NGR-modified curcumin nanovesicles reverse immunotherapy resistance in triple-negative breast cancer via TLR9 and mTOR pathway modulation.

Curcumin (Cur), a natural bioactive compound extracted from Curcuma longa, has garnered extensive interest due to its modulation of inflammation, antioxidant, and anti-tumor properties. However, its therapeutic translation remains constrained by limited systemic bioavailability. Triple-negative breast cancer (TNBC), an aggressive variant of breast malignancies, exhibits strong resistance to conventional therapies and poor prognosis. The present study was designed to clarify the mechanism through which NGR-modified nanovesicles loaded with Cur (NGR-NVs@Cur) reverse immunotherapy resistance in TNBC. Using transcriptomic and network pharmacology analysis, we identified key genes involved in TNBC development and immunotherapy resistance to determine the targets of Cur. In vitro experiments, including SA-β-gal staining, flow cytometry, and glycolysis analysis, validated that TNBC cells induce glycolysis and CD8(+) T cell senescence. NGR-NVs@Cur were successfully constructed and marked by transmission electron microscopy (TEM), dynamic light scattering (DLS), pH-responsive release, and cellular uptake assays. Further cell-based studies demonstrated that NGR-NVs@Cur suppressed TNBC cell proliferation, migration, glycolysis, and reversed CD8(+) T cell senescence. In vivo, both subcutaneous xenograft and adoptive T cell transfer models were developed to evaluate the therapeutic effects of NGR-NVs@Cur in combination with immune checkpoint inhibitors (ICIs, e.g., J43). The results revealed that Cur inhibited TNBC cell glycolysis and T cell senescence by activating TLR9 and suppressing the mTOR pathway, and that NGR-NVs@Cur enhanced targeted Cur delivery and effectively reversed immunotherapy resistance. This study demonstrated a novel strategy by which Cur, delivered via tumor-targeted nanovesicles, modulates glycolysis and CD8(+) T cell senescence through the TLR9-mTOR axis, offering promising insights into overcoming immune resistance in TNBC.

ENTRIES SHOWN –

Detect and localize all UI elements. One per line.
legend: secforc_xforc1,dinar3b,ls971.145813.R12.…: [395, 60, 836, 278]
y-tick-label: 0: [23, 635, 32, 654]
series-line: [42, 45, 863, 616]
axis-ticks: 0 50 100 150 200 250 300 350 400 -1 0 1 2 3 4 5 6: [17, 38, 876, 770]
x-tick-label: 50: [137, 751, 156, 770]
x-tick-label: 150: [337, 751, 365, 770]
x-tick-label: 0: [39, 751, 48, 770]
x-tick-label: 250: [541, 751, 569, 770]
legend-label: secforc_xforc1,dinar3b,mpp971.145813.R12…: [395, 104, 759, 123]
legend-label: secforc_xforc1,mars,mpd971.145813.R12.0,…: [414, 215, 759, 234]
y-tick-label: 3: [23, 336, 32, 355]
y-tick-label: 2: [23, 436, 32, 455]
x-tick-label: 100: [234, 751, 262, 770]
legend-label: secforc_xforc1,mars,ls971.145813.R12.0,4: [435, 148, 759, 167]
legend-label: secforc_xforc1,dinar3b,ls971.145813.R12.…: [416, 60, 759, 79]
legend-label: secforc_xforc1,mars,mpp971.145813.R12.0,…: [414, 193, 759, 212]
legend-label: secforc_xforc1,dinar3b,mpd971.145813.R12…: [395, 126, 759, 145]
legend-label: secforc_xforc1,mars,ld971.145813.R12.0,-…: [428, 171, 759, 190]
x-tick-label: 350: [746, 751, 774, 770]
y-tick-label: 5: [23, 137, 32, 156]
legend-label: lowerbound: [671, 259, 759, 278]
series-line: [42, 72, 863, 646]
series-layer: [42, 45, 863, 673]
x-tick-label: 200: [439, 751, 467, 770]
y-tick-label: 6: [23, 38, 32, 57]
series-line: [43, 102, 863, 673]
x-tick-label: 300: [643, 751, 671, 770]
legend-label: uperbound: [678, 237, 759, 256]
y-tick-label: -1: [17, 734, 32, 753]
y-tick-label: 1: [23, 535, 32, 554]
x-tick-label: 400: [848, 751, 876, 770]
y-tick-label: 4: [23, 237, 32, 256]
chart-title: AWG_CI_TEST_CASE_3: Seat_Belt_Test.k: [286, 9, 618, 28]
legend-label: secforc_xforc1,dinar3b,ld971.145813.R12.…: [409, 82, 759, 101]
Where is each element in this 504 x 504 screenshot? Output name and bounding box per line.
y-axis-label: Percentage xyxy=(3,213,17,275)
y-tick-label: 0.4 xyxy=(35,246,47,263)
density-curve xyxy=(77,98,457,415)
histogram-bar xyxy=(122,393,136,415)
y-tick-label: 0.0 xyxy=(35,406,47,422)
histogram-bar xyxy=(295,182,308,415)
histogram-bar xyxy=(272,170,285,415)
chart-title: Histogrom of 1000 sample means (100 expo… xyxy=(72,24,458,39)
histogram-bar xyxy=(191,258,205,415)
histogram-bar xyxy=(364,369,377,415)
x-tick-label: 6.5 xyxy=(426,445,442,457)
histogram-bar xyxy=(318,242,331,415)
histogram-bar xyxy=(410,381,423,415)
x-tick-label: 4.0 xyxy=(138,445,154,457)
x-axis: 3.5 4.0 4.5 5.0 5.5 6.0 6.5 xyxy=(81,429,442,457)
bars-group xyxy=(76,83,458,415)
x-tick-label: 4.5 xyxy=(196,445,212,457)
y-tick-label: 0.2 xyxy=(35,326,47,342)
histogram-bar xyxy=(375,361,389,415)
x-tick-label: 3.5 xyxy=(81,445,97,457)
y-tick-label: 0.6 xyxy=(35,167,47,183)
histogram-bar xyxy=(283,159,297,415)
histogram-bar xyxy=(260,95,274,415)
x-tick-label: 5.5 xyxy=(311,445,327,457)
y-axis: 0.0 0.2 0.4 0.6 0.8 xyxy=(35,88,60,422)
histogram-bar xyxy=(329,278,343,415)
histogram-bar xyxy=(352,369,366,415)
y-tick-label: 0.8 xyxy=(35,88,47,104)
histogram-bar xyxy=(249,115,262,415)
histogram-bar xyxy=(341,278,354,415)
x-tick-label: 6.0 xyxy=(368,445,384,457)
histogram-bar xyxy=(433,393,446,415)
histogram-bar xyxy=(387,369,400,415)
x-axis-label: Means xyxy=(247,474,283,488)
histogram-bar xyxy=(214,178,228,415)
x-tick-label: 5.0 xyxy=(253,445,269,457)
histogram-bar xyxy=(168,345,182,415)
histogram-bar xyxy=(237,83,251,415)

EXERCISES TO COMPLETE –
**1)** In the abstract on curcumin nanovesicles, what purpose does it give for the transcriptomic and network pharmacology analysis? Answer in one to three sentences.
**2)** Translate the following sentence from the abstract on curcumin nanovesicles into French: "Triple-negative breast cancer (TNBC), an aggressive variant of breast malignancies, exhibits strong resistance to conventional therapies and poor prognosis."

TASK-BY-TASK RESULTS –
**1)** The analysis identified key genes involved in TNBC development and immunotherapy resistance. These genes were used to determine the targets of curcumin.

**2)** Le cancer du sein triple négatif (TNBC), une variante agressive des tumeurs malignes du sein, présente une forte résistance aux thérapies conventionnelles et un mauvais pronostic.